[Raw records]:

━━━━━━━━

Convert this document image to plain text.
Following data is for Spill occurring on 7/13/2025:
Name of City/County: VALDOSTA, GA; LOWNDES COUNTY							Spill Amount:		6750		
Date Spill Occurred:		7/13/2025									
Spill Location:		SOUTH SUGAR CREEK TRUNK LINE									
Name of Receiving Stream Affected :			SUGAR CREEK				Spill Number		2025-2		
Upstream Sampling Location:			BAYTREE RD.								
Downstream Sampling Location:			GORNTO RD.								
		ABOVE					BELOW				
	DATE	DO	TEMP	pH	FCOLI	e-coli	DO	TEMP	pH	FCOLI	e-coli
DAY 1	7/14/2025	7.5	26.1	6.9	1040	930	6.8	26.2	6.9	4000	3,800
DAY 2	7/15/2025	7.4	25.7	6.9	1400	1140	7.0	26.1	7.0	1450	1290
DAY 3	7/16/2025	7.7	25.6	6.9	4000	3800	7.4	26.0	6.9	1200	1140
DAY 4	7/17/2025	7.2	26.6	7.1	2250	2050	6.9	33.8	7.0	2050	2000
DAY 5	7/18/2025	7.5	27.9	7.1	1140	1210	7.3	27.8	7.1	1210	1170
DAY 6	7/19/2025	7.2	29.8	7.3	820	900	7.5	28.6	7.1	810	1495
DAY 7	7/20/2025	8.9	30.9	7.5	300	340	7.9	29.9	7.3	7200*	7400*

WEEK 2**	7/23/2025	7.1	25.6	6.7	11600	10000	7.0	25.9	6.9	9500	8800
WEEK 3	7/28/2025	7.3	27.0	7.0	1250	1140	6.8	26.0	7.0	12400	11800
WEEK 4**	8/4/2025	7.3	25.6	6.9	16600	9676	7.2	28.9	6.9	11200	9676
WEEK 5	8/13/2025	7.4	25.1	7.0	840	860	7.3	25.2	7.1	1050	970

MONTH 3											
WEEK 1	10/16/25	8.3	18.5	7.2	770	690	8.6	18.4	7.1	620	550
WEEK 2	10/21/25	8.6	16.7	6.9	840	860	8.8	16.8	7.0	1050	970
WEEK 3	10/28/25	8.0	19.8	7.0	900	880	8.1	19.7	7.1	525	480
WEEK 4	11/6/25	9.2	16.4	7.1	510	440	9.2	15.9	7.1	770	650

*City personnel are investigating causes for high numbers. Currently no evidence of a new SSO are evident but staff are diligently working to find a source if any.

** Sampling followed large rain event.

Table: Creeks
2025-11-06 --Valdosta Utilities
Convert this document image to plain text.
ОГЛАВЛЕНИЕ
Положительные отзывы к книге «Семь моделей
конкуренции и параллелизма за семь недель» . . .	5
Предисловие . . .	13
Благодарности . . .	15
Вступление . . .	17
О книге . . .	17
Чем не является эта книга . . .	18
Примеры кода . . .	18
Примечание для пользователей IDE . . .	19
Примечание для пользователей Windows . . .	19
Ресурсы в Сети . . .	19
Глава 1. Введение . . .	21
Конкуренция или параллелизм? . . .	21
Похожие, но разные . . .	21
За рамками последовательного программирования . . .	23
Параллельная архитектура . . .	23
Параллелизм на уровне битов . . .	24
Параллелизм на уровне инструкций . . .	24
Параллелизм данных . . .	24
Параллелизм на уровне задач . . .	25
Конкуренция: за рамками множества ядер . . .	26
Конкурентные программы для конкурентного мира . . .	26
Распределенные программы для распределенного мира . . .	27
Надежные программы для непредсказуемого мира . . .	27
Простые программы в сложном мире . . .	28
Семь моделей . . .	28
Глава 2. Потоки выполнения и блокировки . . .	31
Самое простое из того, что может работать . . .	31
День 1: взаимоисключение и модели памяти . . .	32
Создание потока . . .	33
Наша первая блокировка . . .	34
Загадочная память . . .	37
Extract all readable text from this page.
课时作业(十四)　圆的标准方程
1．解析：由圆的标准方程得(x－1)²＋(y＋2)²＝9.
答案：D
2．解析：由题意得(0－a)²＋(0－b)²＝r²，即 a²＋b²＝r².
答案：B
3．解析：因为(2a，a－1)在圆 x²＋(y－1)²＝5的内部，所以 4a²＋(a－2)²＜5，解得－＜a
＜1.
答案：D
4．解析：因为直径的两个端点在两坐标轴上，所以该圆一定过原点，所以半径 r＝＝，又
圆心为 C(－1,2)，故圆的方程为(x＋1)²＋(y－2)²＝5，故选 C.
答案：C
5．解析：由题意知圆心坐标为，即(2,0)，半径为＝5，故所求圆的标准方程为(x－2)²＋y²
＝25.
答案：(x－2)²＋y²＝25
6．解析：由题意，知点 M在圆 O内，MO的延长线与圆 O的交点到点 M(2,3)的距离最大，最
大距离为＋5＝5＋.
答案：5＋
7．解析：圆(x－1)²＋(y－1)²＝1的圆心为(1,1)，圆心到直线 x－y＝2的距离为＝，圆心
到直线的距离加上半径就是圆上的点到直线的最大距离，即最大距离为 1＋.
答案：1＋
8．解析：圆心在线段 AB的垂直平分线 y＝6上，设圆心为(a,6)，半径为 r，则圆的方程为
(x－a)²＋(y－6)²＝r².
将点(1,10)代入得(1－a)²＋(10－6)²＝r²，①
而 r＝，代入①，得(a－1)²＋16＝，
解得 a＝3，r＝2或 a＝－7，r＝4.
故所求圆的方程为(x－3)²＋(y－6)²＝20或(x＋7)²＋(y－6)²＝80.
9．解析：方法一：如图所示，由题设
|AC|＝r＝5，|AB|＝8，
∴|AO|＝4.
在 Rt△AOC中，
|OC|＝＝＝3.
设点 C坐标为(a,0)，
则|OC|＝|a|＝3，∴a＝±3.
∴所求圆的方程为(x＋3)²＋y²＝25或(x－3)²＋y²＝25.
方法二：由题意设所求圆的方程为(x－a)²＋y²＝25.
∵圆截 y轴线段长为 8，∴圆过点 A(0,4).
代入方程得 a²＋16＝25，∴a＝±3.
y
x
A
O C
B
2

━━━━━━━━

Output all of the material, please, exactly as it stands.

Convert this document image to plain text.
Following data is for Spill occurring on 7/13/2025:
Name of City/County: VALDOSTA, GA; LOWNDES COUNTY							Spill Amount:		6750		
Date Spill Occurred:		7/13/2025									
Spill Location:		SOUTH SUGAR CREEK TRUNK LINE									
Name of Receiving Stream Affected :			SUGAR CREEK				Spill Number		2025-2		
Upstream Sampling Location:			BAYTREE RD.								
Downstream Sampling Location:			GORNTO RD.								
		ABOVE					BELOW				
	DATE	DO	TEMP	pH	FCOLI	e-coli	DO	TEMP	pH	FCOLI	e-coli
DAY 1	7/14/2025	7.5	26.1	6.9	1040	930	6.8	26.2	6.9	4000	3,800
DAY 2	7/15/2025	7.4	25.7	6.9	1400	1140	7.0	26.1	7.0	1450	1290
DAY 3	7/16/2025	7.7	25.6	6.9	4000	3800	7.4	26.0	6.9	1200	1140
DAY 4	7/17/2025	7.2	26.6	7.1	2250	2050	6.9	33.8	7.0	2050	2000
DAY 5	7/18/2025	7.5	27.9	7.1	1140	1210	7.3	27.8	7.1	1210	1170
DAY 6	7/19/2025	7.2	29.8	7.3	820	900	7.5	28.6	7.1	810	1495
DAY 7	7/20/2025	8.9	30.9	7.5	300	340	7.9	29.9	7.3	7200*	7400*

WEEK 2**	7/23/2025	7.1	25.6	6.7	11600	10000	7.0	25.9	6.9	9500	8800
WEEK 3	7/28/2025	7.3	27.0	7.0	1250	1140	6.8	26.0	7.0	12400	11800
WEEK 4**	8/4/2025	7.3	25.6	6.9	16600	9676	7.2	28.9	6.9	11200	9676
WEEK 5	8/13/2025	7.4	25.1	7.0	840	860	7.3	25.2	7.1	1050	970

MONTH 3											
WEEK 1	10/16/25	8.3	18.5	7.2	770	690	8.6	18.4	7.1	620	550
WEEK 2	10/21/25	8.6	16.7	6.9	840	860	8.8	16.8	7.0	1050	970
WEEK 3	10/28/25	8.0	19.8	7.0	900	880	8.1	19.7	7.1	525	480
WEEK 4	11/6/25	9.2	16.4	7.1	510	440	9.2	15.9	7.1	770	650

*City personnel are investigating causes for high numbers. Currently no evidence of a new SSO are evident but staff are diligently working to find a source if any.

** Sampling followed large rain event.

Table: Creeks
2025-11-06 --Valdosta Utilities
Convert this document image to plain text.
ОГЛАВЛЕНИЕ
Положительные отзывы к книге «Семь моделей
конкуренции и параллелизма за семь недель» . . .	5
Предисловие . . .	13
Благодарности . . .	15
Вступление . . .	17
О книге . . .	17
Чем не является эта книга . . .	18
Примеры кода . . .	18
Примечание для пользователей IDE . . .	19
Примечание для пользователей Windows . . .	19
Ресурсы в Сети . . .	19
Глава 1. Введение . . .	21
Конкуренция или параллелизм? . . .	21
Похожие, но разные . . .	21
За рамками последовательного программирования . . .	23
Параллельная архитектура . . .	23
Параллелизм на уровне битов . . .	24
Параллелизм на уровне инструкций . . .	24
Параллелизм данных . . .	24
Параллелизм на уровне задач . . .	25
Конкуренция: за рамками множества ядер . . .	26
Конкурентные программы для конкурентного мира . . .	26
Распределенные программы для распределенного мира . . .	27
Надежные программы для непредсказуемого мира . . .	27
Простые программы в сложном мире . . .	28
Семь моделей . . .	28
Глава 2. Потоки выполнения и блокировки . . .	31
Самое простое из того, что может работать . . .	31
День 1: взаимоисключение и модели памяти . . .	32
Создание потока . . .	33
Наша первая блокировка . . .	34
Загадочная память . . .	37
Extract all readable text from this page.
课时作业(十四)　圆的标准方程
1．解析：由圆的标准方程得(x－1)²＋(y＋2)²＝9.
答案：D
2．解析：由题意得(0－a)²＋(0－b)²＝r²，即 a²＋b²＝r².
答案：B
3．解析：因为(2a，a－1)在圆 x²＋(y－1)²＝5的内部，所以 4a²＋(a－2)²＜5，解得－＜a
＜1.
答案：D
4．解析：因为直径的两个端点在两坐标轴上，所以该圆一定过原点，所以半径 r＝＝，又
圆心为 C(－1,2)，故圆的方程为(x＋1)²＋(y－2)²＝5，故选 C.
答案：C
5．解析：由题意知圆心坐标为，即(2,0)，半径为＝5，故所求圆的标准方程为(x－2)²＋y²
＝25.
答案：(x－2)²＋y²＝25
6．解析：由题意，知点 M在圆 O内，MO的延长线与圆 O的交点到点 M(2,3)的距离最大，最
大距离为＋5＝5＋.
答案：5＋
7．解析：圆(x－1)²＋(y－1)²＝1的圆心为(1,1)，圆心到直线 x－y＝2的距离为＝，圆心
到直线的距离加上半径就是圆上的点到直线的最大距离，即最大距离为 1＋.
答案：1＋
8．解析：圆心在线段 AB的垂直平分线 y＝6上，设圆心为(a,6)，半径为 r，则圆的方程为
(x－a)²＋(y－6)²＝r².
将点(1,10)代入得(1－a)²＋(10－6)²＝r²，①
而 r＝，代入①，得(a－1)²＋16＝，
解得 a＝3，r＝2或 a＝－7，r＝4.
故所求圆的方程为(x－3)²＋(y－6)²＝20或(x＋7)²＋(y－6)²＝80.
9．解析：方法一：如图所示，由题设
|AC|＝r＝5，|AB|＝8，
∴|AO|＝4.
在 Rt△AOC中，
|OC|＝＝＝3.
设点 C坐标为(a,0)，
则|OC|＝|a|＝3，∴a＝±3.
∴所求圆的方程为(x＋3)²＋y²＝25或(x－3)²＋y²＝25.
方法二：由题意设所求圆的方程为(x－a)²＋y²＝25.
∵圆截 y轴线段长为 8，∴圆过点 A(0,4).
代入方程得 a²＋16＝25，∴a＝±3.
y
x
A
O C
B
2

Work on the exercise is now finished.